• [TASK OBJECTIVE]: Gather every line holding the string "输入标题文字内容".

Raw records
"""
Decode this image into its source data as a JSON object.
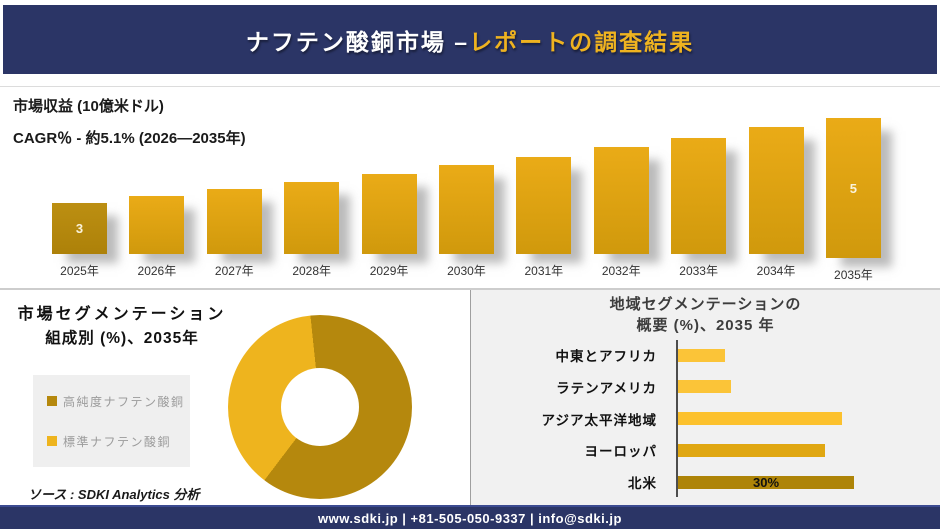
{
  "header": {
    "title_main": "ナフテン酸銅市場 –",
    "title_accent": "レポートの調査結果"
  },
  "segmentation": {
    "title_line1": "市場セグメンテーション",
    "title_line2": "組成別 (%)、2035年"
  },
  "region": {
    "title_line1": "地域セグメンテーションの",
    "title_line2": "概要 (%)、2035 年"
  },
  "source_note": "ソース : SDKI Analytics 分析",
  "footer": {
    "contact": "www.sdki.jp | +81-505-050-9337 | info@sdki.jp"
  },
  "colors": {
    "navy": "#2b3566",
    "accent_gold": "#efb320",
    "bar_gradient_top": "#eaab17",
    "bar_gradient_bottom": "#d0990c",
    "bar_first_year": "#b5880d",
    "panel_gray": "#f1f1f1",
    "legend_box": "#efefef",
    "legend_text": "#9b9b9b",
    "axis_line": "#4d4d4d"
  },
  "chart_data": [
    {
      "id": "revenue_bars",
      "type": "bar",
      "title": "市場収益 (10億米ドル)",
      "subtitle": "CAGR％ - 約5.1% (2026―2035年)",
      "categories": [
        "2025年",
        "2026年",
        "2027年",
        "2028年",
        "2029年",
        "2030年",
        "2031年",
        "2032年",
        "2033年",
        "2034年",
        "2035年"
      ],
      "values": [
        3,
        3.15,
        3.31,
        3.48,
        3.66,
        3.85,
        4.04,
        4.25,
        4.47,
        4.7,
        5
      ],
      "data_labels": {
        "0": "3",
        "10": "5"
      },
      "ylim": [
        1.86,
        5
      ],
      "grid": false,
      "legend_position": "none"
    },
    {
      "id": "composition_donut",
      "type": "pie",
      "donut": true,
      "title": "市場セグメンテーション 組成別 (%)、2035年",
      "labels": [
        "高純度ナフテン酸銅",
        "標準ナフテン酸銅"
      ],
      "values": [
        62,
        38
      ],
      "colors": [
        "#b5880d",
        "#eeb41e"
      ],
      "start_angle_deg": -6,
      "legend_position": "left"
    },
    {
      "id": "region_bars",
      "type": "bar",
      "orientation": "horizontal",
      "title": "地域セグメンテーションの 概要 (%)、2035 年",
      "categories": [
        "中東とアフリカ",
        "ラテンアメリカ",
        "アジア太平洋地域",
        "ヨーロッパ",
        "北米"
      ],
      "values": [
        8,
        9,
        28,
        25,
        30
      ],
      "colors": [
        "#fbc438",
        "#fbc438",
        "#fcc12d",
        "#e0a712",
        "#ae8408"
      ],
      "data_labels": {
        "4": "30%"
      },
      "xlim": [
        0,
        43
      ],
      "grid": false
    }
  ]
}
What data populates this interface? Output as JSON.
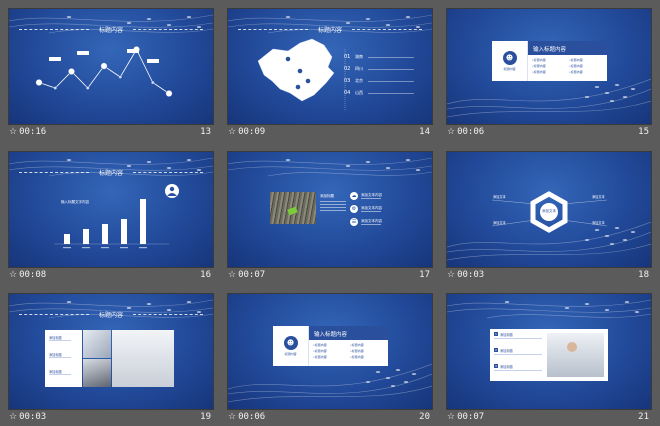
{
  "slides": [
    {
      "time": "00:16",
      "number": "13",
      "title": "标题内容",
      "kind": "line-chart"
    },
    {
      "time": "00:09",
      "number": "14",
      "title": "标题内容",
      "kind": "map",
      "list": [
        {
          "num": "01",
          "label": "湖南"
        },
        {
          "num": "02",
          "label": "四川"
        },
        {
          "num": "03",
          "label": "北京"
        },
        {
          "num": "04",
          "label": "山西"
        }
      ]
    },
    {
      "time": "00:06",
      "number": "15",
      "title": "",
      "kind": "card",
      "card_title": "输入标题内容",
      "card_sub": "标题内容",
      "card_items": [
        "标题内容",
        "标题内容",
        "标题内容",
        "标题内容",
        "标题内容",
        "标题内容"
      ]
    },
    {
      "time": "00:08",
      "number": "16",
      "title": "标题内容",
      "kind": "bar-chart",
      "chart_label": "输入标题文字内容"
    },
    {
      "time": "00:07",
      "number": "17",
      "title": "",
      "kind": "photo-list",
      "main_label": "添加标题",
      "items": [
        "添加文本内容",
        "添加文本内容",
        "添加文本内容"
      ]
    },
    {
      "time": "00:03",
      "number": "18",
      "title": "",
      "kind": "hexagon",
      "center": "添加文本",
      "labels": [
        "添加文本",
        "添加文本",
        "添加文本",
        "添加文本"
      ]
    },
    {
      "time": "00:03",
      "number": "19",
      "title": "标题内容",
      "kind": "photo-grid",
      "items": [
        "添加标题",
        "添加标题",
        "添加标题"
      ]
    },
    {
      "time": "00:06",
      "number": "20",
      "title": "",
      "kind": "card",
      "card_title": "输入标题内容",
      "card_sub": "标题内容",
      "card_items": [
        "标题内容",
        "标题内容",
        "标题内容",
        "标题内容",
        "标题内容",
        "标题内容"
      ]
    },
    {
      "time": "00:07",
      "number": "21",
      "title": "",
      "kind": "photo-list2",
      "items": [
        "添加标题",
        "添加标题",
        "添加标题"
      ]
    }
  ],
  "chart_data": [
    {
      "type": "line",
      "title": "",
      "x": [
        1,
        2,
        3,
        4,
        5,
        6,
        7,
        8,
        9
      ],
      "values": [
        3,
        2,
        5,
        2,
        6,
        4,
        9,
        3,
        1
      ],
      "labels": [
        "",
        "",
        "",
        "",
        "",
        "",
        "",
        "",
        ""
      ]
    },
    {
      "type": "bar",
      "title": "输入标题文字内容",
      "categories": [
        "",
        "",
        "",
        "",
        ""
      ],
      "values": [
        2,
        3,
        4,
        5,
        9
      ]
    }
  ],
  "colors": {
    "bg": "#5b5b5b",
    "slide": "#224a9a",
    "accent": "#ffffff"
  }
}
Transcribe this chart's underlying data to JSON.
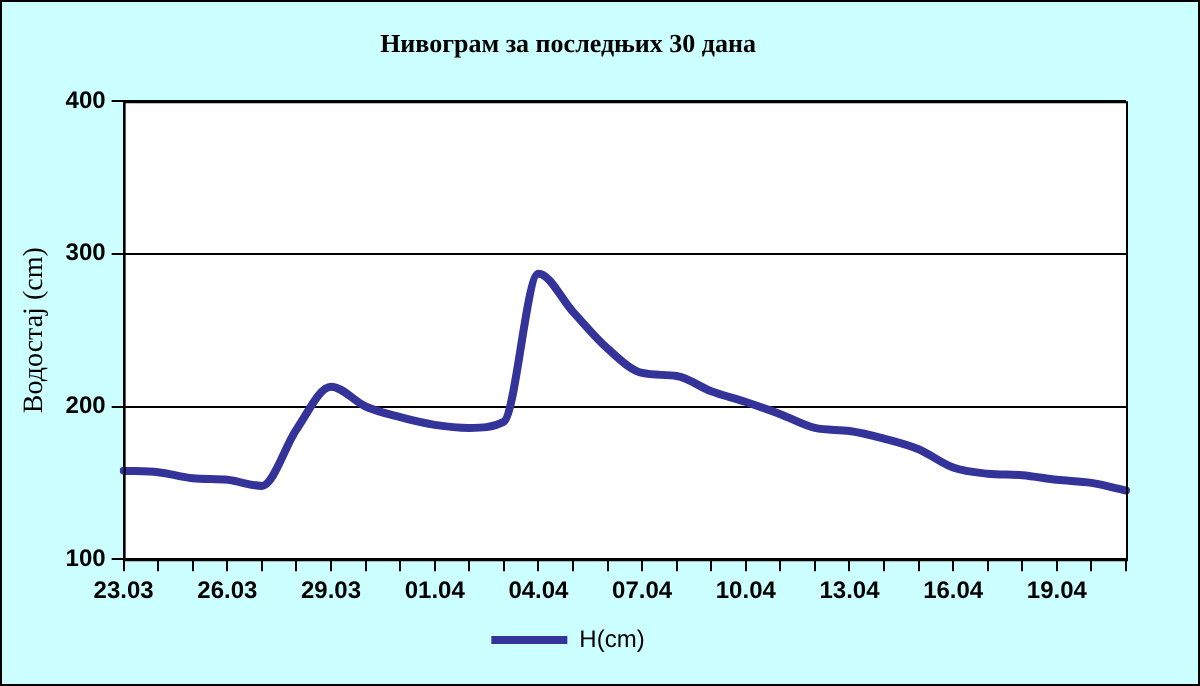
{
  "chart_data": {
    "type": "line",
    "title": "Нивограм за последњих 30 дана",
    "ylabel": "Водостај (cm)",
    "categories": [
      "23.03",
      null,
      null,
      "26.03",
      null,
      null,
      "29.03",
      null,
      null,
      "01.04",
      null,
      null,
      "04.04",
      null,
      null,
      "07.04",
      null,
      null,
      "10.04",
      null,
      null,
      "13.04",
      null,
      null,
      "16.04",
      null,
      null,
      "19.04",
      null,
      null
    ],
    "series": [
      {
        "name": "H(cm)",
        "color": "#333399",
        "values": [
          158,
          157,
          153,
          152,
          148,
          185,
          213,
          200,
          193,
          188,
          186,
          190,
          287,
          262,
          238,
          222,
          220,
          210,
          203,
          195,
          186,
          184,
          179,
          172,
          160,
          156,
          155,
          152,
          150,
          145
        ]
      }
    ],
    "ylim": [
      100,
      400
    ],
    "yticks": [
      100,
      200,
      300,
      400
    ],
    "grid": "y",
    "legend": "bottom",
    "marker": "none",
    "line_style": "solid"
  }
}
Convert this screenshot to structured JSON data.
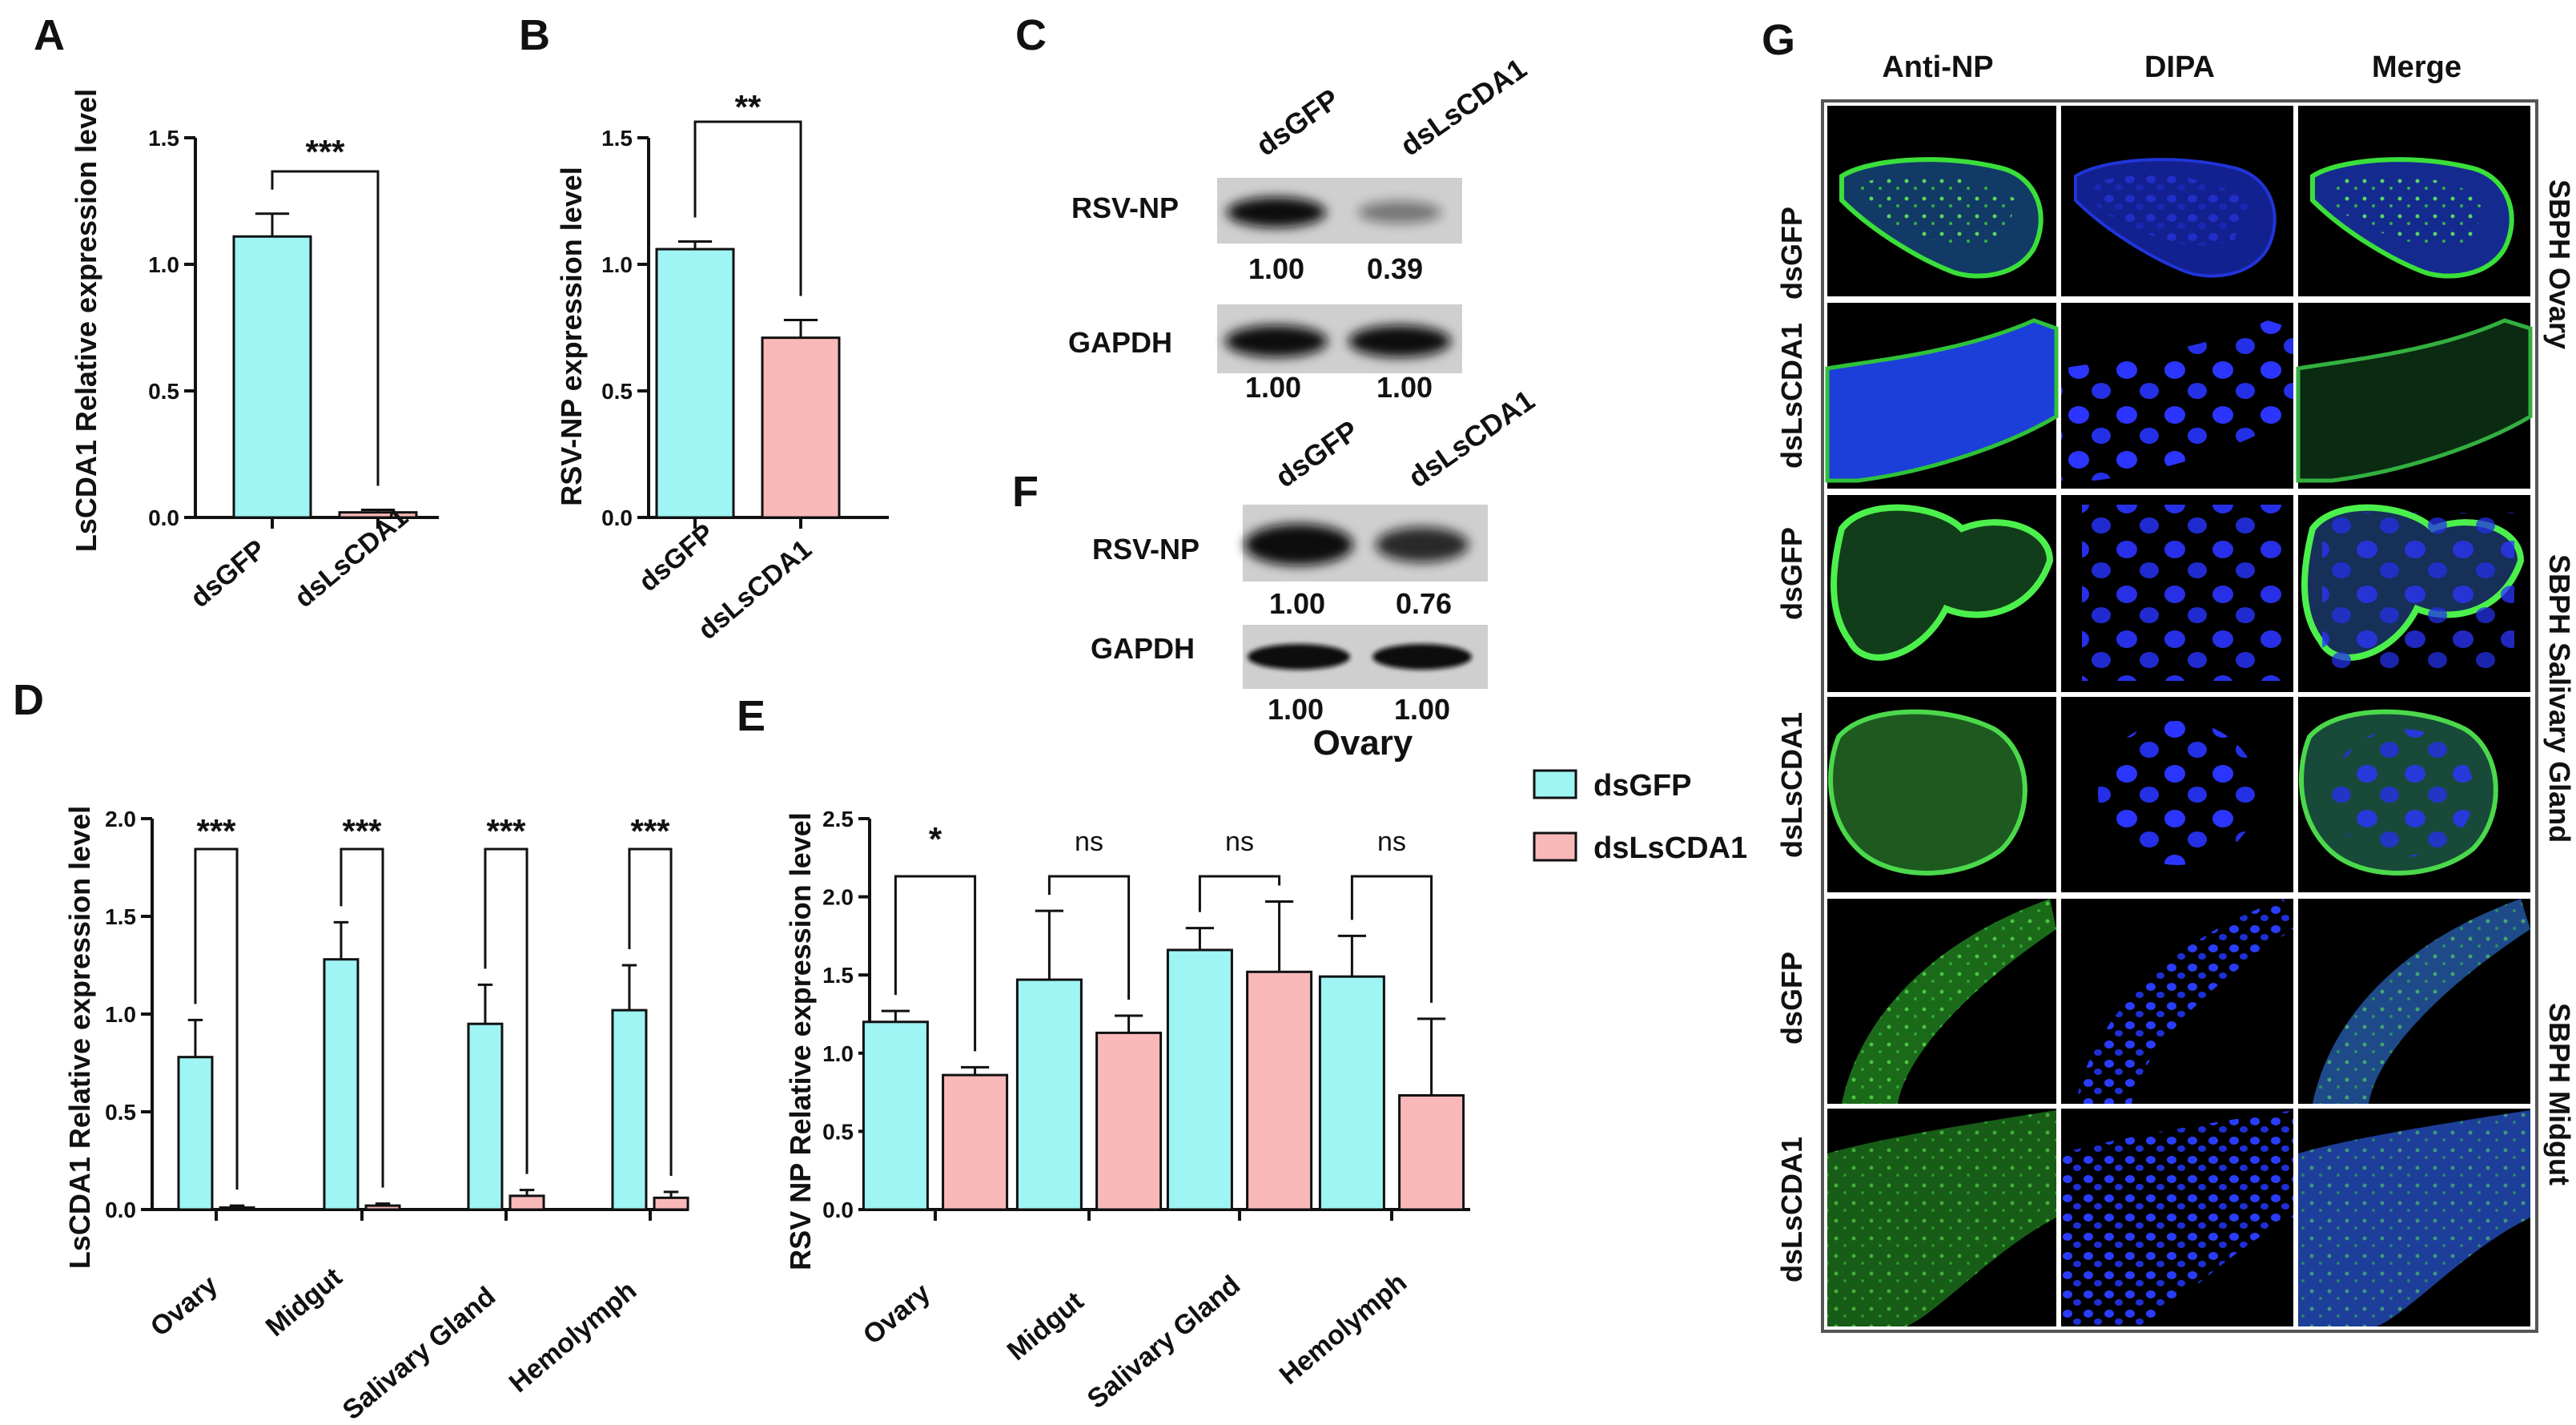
{
  "colors": {
    "dsGFP": "#9ff4f4",
    "dsLsCDA1": "#fab9b9",
    "axis": "#111111"
  },
  "panels": {
    "A": "A",
    "B": "B",
    "C": "C",
    "D": "D",
    "E": "E",
    "F": "F",
    "G": "G"
  },
  "legend": {
    "items": [
      "dsGFP",
      "dsLsCDA1"
    ]
  },
  "chart_data": [
    {
      "panel": "A",
      "type": "bar",
      "categories": [
        "dsGFP",
        "dsLsCDA1"
      ],
      "values": [
        1.11,
        0.02
      ],
      "errors": [
        0.09,
        0.01
      ],
      "ylabel": "LsCDA1 Relative expression level",
      "ylim": [
        0,
        1.5
      ],
      "yticks": [
        "0.0",
        "0.5",
        "1.0",
        "1.5"
      ],
      "significance": [
        {
          "pair": [
            0,
            1
          ],
          "label": "***"
        }
      ]
    },
    {
      "panel": "B",
      "type": "bar",
      "categories": [
        "dsGFP",
        "dsLsCDA1"
      ],
      "values": [
        1.06,
        0.71
      ],
      "errors": [
        0.03,
        0.07
      ],
      "ylabel": "RSV-NP expression level",
      "ylim": [
        0,
        1.5
      ],
      "yticks": [
        "0.0",
        "0.5",
        "1.0",
        "1.5"
      ],
      "significance": [
        {
          "pair": [
            0,
            1
          ],
          "label": "**"
        }
      ]
    },
    {
      "panel": "D",
      "type": "bar",
      "categories": [
        "Ovary",
        "Midgut",
        "Salivary Gland",
        "Hemolymph"
      ],
      "series": [
        {
          "name": "dsGFP",
          "values": [
            0.78,
            1.28,
            0.95,
            1.02
          ],
          "errors": [
            0.19,
            0.19,
            0.2,
            0.23
          ]
        },
        {
          "name": "dsLsCDA1",
          "values": [
            0.01,
            0.02,
            0.07,
            0.06
          ],
          "errors": [
            0.01,
            0.01,
            0.03,
            0.03
          ]
        }
      ],
      "ylabel": "LsCDA1 Relative expression level",
      "ylim": [
        0,
        2.0
      ],
      "yticks": [
        "0.0",
        "0.5",
        "1.0",
        "1.5",
        "2.0"
      ],
      "significance": [
        "***",
        "***",
        "***",
        "***"
      ]
    },
    {
      "panel": "E",
      "type": "bar",
      "categories": [
        "Ovary",
        "Midgut",
        "Salivary Gland",
        "Hemolymph"
      ],
      "series": [
        {
          "name": "dsGFP",
          "values": [
            1.2,
            1.47,
            1.66,
            1.49
          ],
          "errors": [
            0.07,
            0.44,
            0.14,
            0.26
          ]
        },
        {
          "name": "dsLsCDA1",
          "values": [
            0.86,
            1.13,
            1.52,
            0.73
          ],
          "errors": [
            0.05,
            0.11,
            0.45,
            0.49
          ]
        }
      ],
      "ylabel": "RSV NP Relative expression level",
      "ylim": [
        0,
        2.5
      ],
      "yticks": [
        "0.0",
        "0.5",
        "1.0",
        "1.5",
        "2.0",
        "2.5"
      ],
      "significance": [
        "*",
        "ns",
        "ns",
        "ns"
      ],
      "legend": "right"
    }
  ],
  "western_blots": [
    {
      "panel": "C",
      "lanes": [
        "dsGFP",
        "dsLsCDA1"
      ],
      "rows": [
        {
          "label": "RSV-NP",
          "values": [
            "1.00",
            "0.39"
          ],
          "intensity": [
            1.0,
            0.39
          ]
        },
        {
          "label": "GAPDH",
          "values": [
            "1.00",
            "1.00"
          ],
          "intensity": [
            1.0,
            1.0
          ]
        }
      ]
    },
    {
      "panel": "F",
      "lanes": [
        "dsGFP",
        "dsLsCDA1"
      ],
      "rows": [
        {
          "label": "RSV-NP",
          "values": [
            "1.00",
            "0.76"
          ],
          "intensity": [
            1.0,
            0.76
          ]
        },
        {
          "label": "GAPDH",
          "values": [
            "1.00",
            "1.00"
          ],
          "intensity": [
            1.0,
            1.0
          ]
        }
      ],
      "caption": "Ovary"
    }
  ],
  "microscopy": {
    "panel": "G",
    "columns": [
      "Anti-NP",
      "DIPA",
      "Merge"
    ],
    "row_labels": [
      "dsGFP",
      "dsLsCDA1",
      "dsGFP",
      "dsLsCDA1",
      "dsGFP",
      "dsLsCDA1"
    ],
    "group_labels": [
      "SBPH Ovary",
      "SBPH Salivary Gland",
      "SBPH Midgut"
    ]
  }
}
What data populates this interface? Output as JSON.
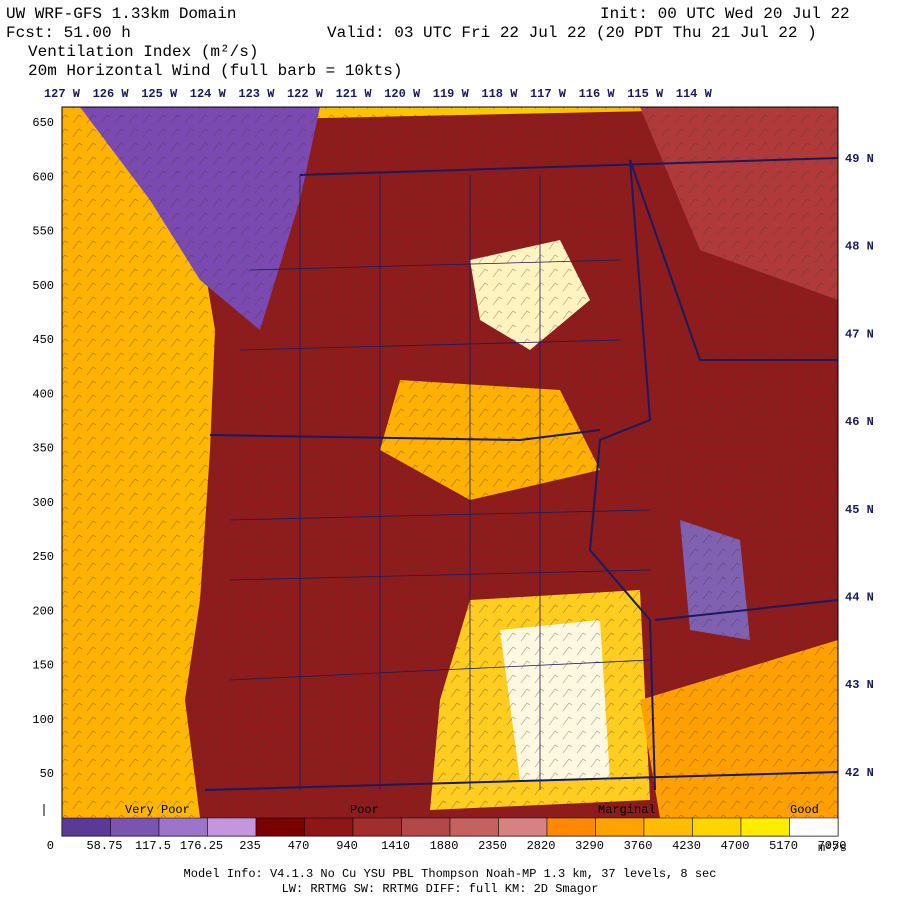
"""
• [FINAL RESULT]:
      "chart_label": "输入标题文字内容"
      "title": "输入标题文字内容",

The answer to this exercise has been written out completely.